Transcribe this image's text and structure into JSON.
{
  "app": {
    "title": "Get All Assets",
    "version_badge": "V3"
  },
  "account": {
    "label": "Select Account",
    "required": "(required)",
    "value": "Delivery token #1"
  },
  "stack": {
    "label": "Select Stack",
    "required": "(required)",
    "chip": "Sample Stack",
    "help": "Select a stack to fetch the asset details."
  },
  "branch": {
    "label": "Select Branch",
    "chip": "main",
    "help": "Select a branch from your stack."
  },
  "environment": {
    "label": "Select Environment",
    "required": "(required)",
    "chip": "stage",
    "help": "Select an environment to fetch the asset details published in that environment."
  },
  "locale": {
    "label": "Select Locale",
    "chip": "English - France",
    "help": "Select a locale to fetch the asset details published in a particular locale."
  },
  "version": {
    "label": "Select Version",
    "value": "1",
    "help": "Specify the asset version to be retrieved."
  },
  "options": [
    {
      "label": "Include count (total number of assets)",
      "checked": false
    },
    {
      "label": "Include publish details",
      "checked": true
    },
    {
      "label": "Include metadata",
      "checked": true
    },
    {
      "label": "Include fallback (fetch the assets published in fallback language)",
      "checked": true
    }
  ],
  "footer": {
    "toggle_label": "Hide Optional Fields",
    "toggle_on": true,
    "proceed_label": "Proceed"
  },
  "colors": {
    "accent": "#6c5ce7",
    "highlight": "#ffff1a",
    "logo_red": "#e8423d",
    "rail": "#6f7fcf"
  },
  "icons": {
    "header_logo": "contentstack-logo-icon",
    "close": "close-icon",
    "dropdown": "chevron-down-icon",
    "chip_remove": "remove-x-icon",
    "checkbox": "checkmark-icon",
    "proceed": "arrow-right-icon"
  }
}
____
- **Instructions to follow**
State how many lines hold the word "Select". The number is the whole answer.

- **Correct answer**
10